Work to be completed
Images are excluded; otherwise, output every record exactly.

Task input
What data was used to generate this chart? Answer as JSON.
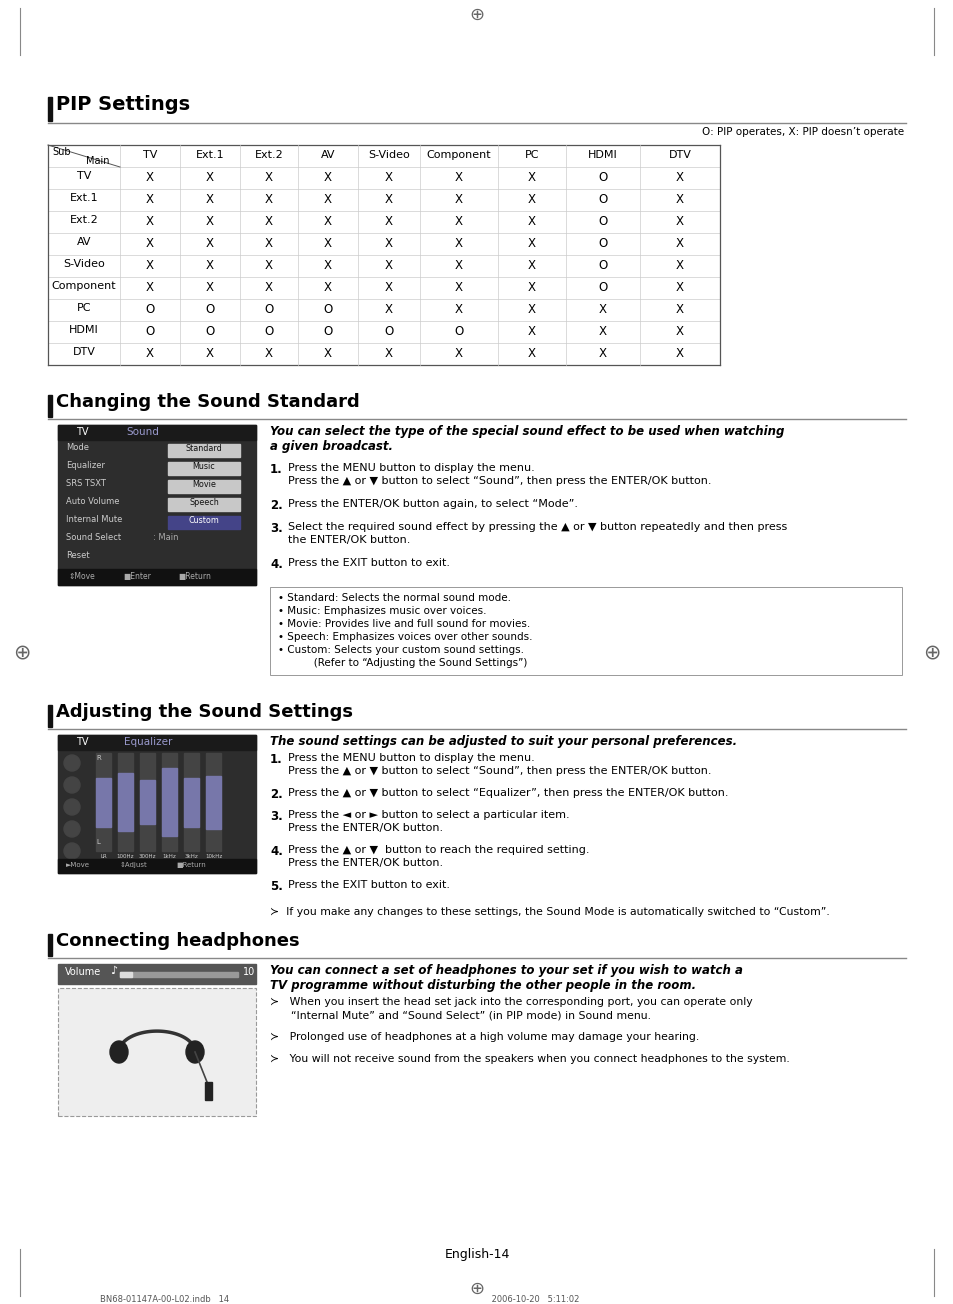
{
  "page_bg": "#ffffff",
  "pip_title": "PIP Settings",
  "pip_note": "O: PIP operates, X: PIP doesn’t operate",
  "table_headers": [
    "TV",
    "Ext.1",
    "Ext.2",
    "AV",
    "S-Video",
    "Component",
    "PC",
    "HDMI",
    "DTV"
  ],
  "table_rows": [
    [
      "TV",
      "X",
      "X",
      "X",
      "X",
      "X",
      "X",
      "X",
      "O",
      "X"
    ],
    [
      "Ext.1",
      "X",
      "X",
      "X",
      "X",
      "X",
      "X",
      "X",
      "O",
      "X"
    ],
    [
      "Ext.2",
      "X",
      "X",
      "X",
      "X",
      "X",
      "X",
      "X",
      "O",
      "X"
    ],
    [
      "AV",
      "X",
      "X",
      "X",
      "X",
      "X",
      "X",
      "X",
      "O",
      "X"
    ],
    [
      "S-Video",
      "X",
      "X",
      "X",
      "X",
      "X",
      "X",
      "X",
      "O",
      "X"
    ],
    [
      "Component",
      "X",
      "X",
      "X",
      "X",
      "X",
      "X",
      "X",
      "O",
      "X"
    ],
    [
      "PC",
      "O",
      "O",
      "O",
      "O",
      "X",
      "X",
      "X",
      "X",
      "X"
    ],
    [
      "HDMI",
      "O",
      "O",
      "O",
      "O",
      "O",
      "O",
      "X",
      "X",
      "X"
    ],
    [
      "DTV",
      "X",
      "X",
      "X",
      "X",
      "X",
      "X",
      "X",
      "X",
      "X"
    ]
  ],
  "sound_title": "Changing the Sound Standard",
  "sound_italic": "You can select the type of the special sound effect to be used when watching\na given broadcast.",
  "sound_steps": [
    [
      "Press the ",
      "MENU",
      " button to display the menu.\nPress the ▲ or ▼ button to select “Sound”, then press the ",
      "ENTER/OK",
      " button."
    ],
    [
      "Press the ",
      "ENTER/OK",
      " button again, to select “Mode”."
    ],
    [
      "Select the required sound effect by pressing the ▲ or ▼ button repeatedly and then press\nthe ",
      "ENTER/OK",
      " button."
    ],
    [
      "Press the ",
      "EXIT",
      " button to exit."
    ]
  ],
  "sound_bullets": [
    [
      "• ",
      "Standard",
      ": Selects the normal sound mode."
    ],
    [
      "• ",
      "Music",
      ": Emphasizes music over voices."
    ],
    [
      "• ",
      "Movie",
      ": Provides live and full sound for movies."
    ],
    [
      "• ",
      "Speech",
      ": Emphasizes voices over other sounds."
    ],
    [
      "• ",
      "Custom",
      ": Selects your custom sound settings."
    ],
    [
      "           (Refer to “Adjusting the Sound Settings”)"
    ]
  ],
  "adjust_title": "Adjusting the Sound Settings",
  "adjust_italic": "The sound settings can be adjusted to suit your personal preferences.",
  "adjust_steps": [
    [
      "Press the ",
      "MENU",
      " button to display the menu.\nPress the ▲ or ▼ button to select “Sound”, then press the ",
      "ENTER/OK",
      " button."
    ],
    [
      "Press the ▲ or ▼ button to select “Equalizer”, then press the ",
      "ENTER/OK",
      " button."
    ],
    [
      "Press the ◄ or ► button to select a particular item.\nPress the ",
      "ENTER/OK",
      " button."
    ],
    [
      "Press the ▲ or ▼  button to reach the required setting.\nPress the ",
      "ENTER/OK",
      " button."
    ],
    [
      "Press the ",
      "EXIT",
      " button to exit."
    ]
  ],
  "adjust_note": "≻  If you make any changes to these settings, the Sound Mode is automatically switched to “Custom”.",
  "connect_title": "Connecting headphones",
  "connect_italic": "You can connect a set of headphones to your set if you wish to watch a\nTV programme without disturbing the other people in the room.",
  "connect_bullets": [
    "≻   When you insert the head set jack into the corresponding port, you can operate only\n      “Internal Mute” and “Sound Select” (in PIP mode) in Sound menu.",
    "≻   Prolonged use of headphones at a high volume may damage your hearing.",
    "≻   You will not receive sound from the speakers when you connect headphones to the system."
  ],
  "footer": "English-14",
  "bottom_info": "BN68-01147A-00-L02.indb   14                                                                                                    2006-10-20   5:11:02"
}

Expected answer
What data was used to generate this chart? Answer as JSON.
{
  "page_bg": "#ffffff",
  "pip_title": "PIP Settings",
  "pip_note": "O: PIP operates, X: PIP doesn’t operate",
  "table_headers": [
    "TV",
    "Ext.1",
    "Ext.2",
    "AV",
    "S-Video",
    "Component",
    "PC",
    "HDMI",
    "DTV"
  ],
  "table_rows": [
    [
      "TV",
      "X",
      "X",
      "X",
      "X",
      "X",
      "X",
      "X",
      "O",
      "X"
    ],
    [
      "Ext.1",
      "X",
      "X",
      "X",
      "X",
      "X",
      "X",
      "X",
      "O",
      "X"
    ],
    [
      "Ext.2",
      "X",
      "X",
      "X",
      "X",
      "X",
      "X",
      "X",
      "O",
      "X"
    ],
    [
      "AV",
      "X",
      "X",
      "X",
      "X",
      "X",
      "X",
      "X",
      "O",
      "X"
    ],
    [
      "S-Video",
      "X",
      "X",
      "X",
      "X",
      "X",
      "X",
      "X",
      "O",
      "X"
    ],
    [
      "Component",
      "X",
      "X",
      "X",
      "X",
      "X",
      "X",
      "X",
      "O",
      "X"
    ],
    [
      "PC",
      "O",
      "O",
      "O",
      "O",
      "X",
      "X",
      "X",
      "X",
      "X"
    ],
    [
      "HDMI",
      "O",
      "O",
      "O",
      "O",
      "O",
      "O",
      "X",
      "X",
      "X"
    ],
    [
      "DTV",
      "X",
      "X",
      "X",
      "X",
      "X",
      "X",
      "X",
      "X",
      "X"
    ]
  ],
  "sound_title": "Changing the Sound Standard",
  "sound_italic": "You can select the type of the special sound effect to be used when watching\na given broadcast.",
  "sound_steps": [
    [
      "Press the ",
      "MENU",
      " button to display the menu.\nPress the ▲ or ▼ button to select “Sound”, then press the ",
      "ENTER/OK",
      " button."
    ],
    [
      "Press the ",
      "ENTER/OK",
      " button again, to select “Mode”."
    ],
    [
      "Select the required sound effect by pressing the ▲ or ▼ button repeatedly and then press\nthe ",
      "ENTER/OK",
      " button."
    ],
    [
      "Press the ",
      "EXIT",
      " button to exit."
    ]
  ],
  "sound_bullets": [
    [
      "• ",
      "Standard",
      ": Selects the normal sound mode."
    ],
    [
      "• ",
      "Music",
      ": Emphasizes music over voices."
    ],
    [
      "• ",
      "Movie",
      ": Provides live and full sound for movies."
    ],
    [
      "• ",
      "Speech",
      ": Emphasizes voices over other sounds."
    ],
    [
      "• ",
      "Custom",
      ": Selects your custom sound settings."
    ],
    [
      "           (Refer to “Adjusting the Sound Settings”)"
    ]
  ],
  "adjust_title": "Adjusting the Sound Settings",
  "adjust_italic": "The sound settings can be adjusted to suit your personal preferences.",
  "adjust_steps": [
    [
      "Press the ",
      "MENU",
      " button to display the menu.\nPress the ▲ or ▼ button to select “Sound”, then press the ",
      "ENTER/OK",
      " button."
    ],
    [
      "Press the ▲ or ▼ button to select “Equalizer”, then press the ",
      "ENTER/OK",
      " button."
    ],
    [
      "Press the ◄ or ► button to select a particular item.\nPress the ",
      "ENTER/OK",
      " button."
    ],
    [
      "Press the ▲ or ▼  button to reach the required setting.\nPress the ",
      "ENTER/OK",
      " button."
    ],
    [
      "Press the ",
      "EXIT",
      " button to exit."
    ]
  ],
  "adjust_note": "≻  If you make any changes to these settings, the Sound Mode is automatically switched to “Custom”.",
  "connect_title": "Connecting headphones",
  "connect_italic": "You can connect a set of headphones to your set if you wish to watch a\nTV programme without disturbing the other people in the room.",
  "connect_bullets": [
    "≻   When you insert the head set jack into the corresponding port, you can operate only\n      “Internal Mute” and “Sound Select” (in PIP mode) in Sound menu.",
    "≻   Prolonged use of headphones at a high volume may damage your hearing.",
    "≻   You will not receive sound from the speakers when you connect headphones to the system."
  ],
  "footer": "English-14",
  "bottom_info": "BN68-01147A-00-L02.indb   14                                                                                                    2006-10-20   5:11:02"
}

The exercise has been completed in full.